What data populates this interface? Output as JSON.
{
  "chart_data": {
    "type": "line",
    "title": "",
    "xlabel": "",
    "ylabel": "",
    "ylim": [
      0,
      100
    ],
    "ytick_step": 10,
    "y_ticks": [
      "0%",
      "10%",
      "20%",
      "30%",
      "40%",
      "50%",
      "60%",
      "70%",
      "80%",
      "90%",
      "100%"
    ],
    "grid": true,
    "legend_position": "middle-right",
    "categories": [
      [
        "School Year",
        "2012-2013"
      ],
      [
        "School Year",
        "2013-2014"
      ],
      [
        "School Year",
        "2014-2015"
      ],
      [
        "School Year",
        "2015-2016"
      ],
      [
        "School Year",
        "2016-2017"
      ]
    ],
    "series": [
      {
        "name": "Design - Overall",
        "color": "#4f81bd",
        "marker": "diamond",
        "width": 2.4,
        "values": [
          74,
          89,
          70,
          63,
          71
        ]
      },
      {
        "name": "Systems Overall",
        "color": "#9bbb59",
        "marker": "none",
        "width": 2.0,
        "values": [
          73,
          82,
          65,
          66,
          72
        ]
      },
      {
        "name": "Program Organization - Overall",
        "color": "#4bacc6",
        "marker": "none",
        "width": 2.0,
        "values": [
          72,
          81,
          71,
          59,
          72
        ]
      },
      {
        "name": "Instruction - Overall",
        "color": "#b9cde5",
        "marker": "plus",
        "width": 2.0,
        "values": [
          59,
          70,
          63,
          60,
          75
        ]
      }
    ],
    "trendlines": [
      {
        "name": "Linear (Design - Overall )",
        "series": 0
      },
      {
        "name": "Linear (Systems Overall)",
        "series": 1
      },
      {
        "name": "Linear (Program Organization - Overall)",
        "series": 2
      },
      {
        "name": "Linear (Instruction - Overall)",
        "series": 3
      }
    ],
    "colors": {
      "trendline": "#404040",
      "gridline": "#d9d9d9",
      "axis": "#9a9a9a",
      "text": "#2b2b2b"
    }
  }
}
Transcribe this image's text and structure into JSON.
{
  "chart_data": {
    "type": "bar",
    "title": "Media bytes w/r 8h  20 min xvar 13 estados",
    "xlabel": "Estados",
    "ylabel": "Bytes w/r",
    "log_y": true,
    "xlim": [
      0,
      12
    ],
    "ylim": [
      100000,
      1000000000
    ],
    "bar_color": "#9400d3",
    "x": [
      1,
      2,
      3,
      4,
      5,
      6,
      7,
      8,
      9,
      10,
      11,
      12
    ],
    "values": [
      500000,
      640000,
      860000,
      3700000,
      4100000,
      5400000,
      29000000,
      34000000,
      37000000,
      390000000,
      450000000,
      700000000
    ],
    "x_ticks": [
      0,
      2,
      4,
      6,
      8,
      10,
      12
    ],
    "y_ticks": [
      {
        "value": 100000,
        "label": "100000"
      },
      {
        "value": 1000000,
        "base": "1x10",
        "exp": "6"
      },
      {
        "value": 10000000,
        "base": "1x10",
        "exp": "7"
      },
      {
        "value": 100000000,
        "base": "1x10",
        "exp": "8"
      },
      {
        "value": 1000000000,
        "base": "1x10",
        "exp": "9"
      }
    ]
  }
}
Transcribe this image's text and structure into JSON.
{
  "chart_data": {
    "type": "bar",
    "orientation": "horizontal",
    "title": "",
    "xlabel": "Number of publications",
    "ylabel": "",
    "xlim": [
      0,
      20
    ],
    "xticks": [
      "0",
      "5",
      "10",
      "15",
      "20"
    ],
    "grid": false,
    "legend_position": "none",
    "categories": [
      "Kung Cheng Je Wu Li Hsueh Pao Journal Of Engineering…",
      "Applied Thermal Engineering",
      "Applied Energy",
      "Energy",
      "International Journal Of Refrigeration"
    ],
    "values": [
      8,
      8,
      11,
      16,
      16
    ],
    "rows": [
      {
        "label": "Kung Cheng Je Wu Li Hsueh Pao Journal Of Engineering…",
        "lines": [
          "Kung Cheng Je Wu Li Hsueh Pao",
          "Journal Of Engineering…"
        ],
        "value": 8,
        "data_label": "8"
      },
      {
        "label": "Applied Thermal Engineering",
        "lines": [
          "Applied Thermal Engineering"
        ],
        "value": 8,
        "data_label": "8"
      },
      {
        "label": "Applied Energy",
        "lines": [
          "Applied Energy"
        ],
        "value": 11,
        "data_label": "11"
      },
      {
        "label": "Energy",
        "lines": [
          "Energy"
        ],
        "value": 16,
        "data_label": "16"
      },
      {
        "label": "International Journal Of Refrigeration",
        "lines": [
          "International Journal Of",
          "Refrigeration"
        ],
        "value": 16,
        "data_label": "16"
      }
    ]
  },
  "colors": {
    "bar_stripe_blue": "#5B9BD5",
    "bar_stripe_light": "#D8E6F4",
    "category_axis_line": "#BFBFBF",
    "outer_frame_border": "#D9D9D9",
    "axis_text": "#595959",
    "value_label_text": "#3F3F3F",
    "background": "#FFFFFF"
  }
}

● ● ●

## Written request
Look through the material and copy each line that has "Design".

## Exercise output
        "name": "Design - Overall",
        "name": "Linear (Design - Overall )",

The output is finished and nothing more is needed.